| To do |
Write every record out again exactly, and keep images out of it.

[Begin Given information]

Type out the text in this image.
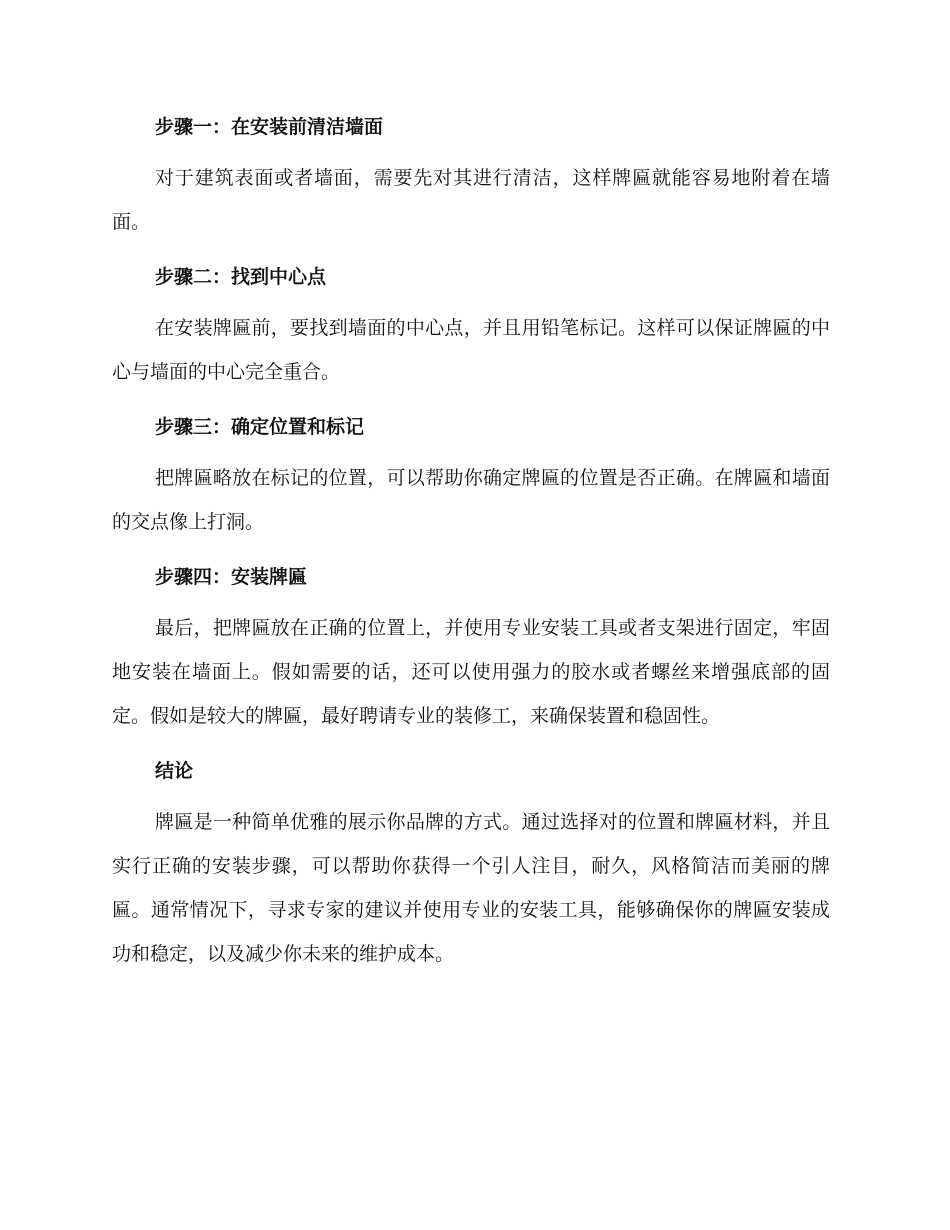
步骤一：在安装前清洁墙面

对于建筑表面或者墙面，需要先对其进行清洁，这样牌匾就能容易地附着在墙面。

步骤二：找到中心点

在安装牌匾前，要找到墙面的中心点，并且用铅笔标记。这样可以保证牌匾的中心与墙面的中心完全重合。

步骤三：确定位置和标记

把牌匾略放在标记的位置，可以帮助你确定牌匾的位置是否正确。在牌匾和墙面的交点像上打洞。

步骤四：安装牌匾

最后，把牌匾放在正确的位置上，并使用专业安装工具或者支架进行固定，牢固地安装在墙面上。假如需要的话，还可以使用强力的胶水或者螺丝来增强底部的固定。假如是较大的牌匾，最好聘请专业的装修工，来确保装置和稳固性。

结论

牌匾是一种简单优雅的展示你品牌的方式。通过选择对的位置和牌匾材料，并且实行正确的安装步骤，可以帮助你获得一个引人注目，耐久，风格简洁而美丽的牌匾。通常情况下，寻求专家的建议并使用专业的安装工具，能够确保你的牌匾安装成功和稳定，以及减少你未来的维护成本。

[End Given information]

| Result |
Type out the text in this image.
步骤一：在安装前清洁墙面

对于建筑表面或者墙面，需要先对其进行清洁，这样牌匾就能容易地附着在墙面。

步骤二：找到中心点

在安装牌匾前，要找到墙面的中心点，并且用铅笔标记。这样可以保证牌匾的中心与墙面的中心完全重合。

步骤三：确定位置和标记

把牌匾略放在标记的位置，可以帮助你确定牌匾的位置是否正确。在牌匾和墙面的交点像上打洞。

步骤四：安装牌匾

最后，把牌匾放在正确的位置上，并使用专业安装工具或者支架进行固定，牢固地安装在墙面上。假如需要的话，还可以使用强力的胶水或者螺丝来增强底部的固定。假如是较大的牌匾，最好聘请专业的装修工，来确保装置和稳固性。

结论

牌匾是一种简单优雅的展示你品牌的方式。通过选择对的位置和牌匾材料，并且实行正确的安装步骤，可以帮助你获得一个引人注目，耐久，风格简洁而美丽的牌匾。通常情况下，寻求专家的建议并使用专业的安装工具，能够确保你的牌匾安装成功和稳定，以及减少你未来的维护成本。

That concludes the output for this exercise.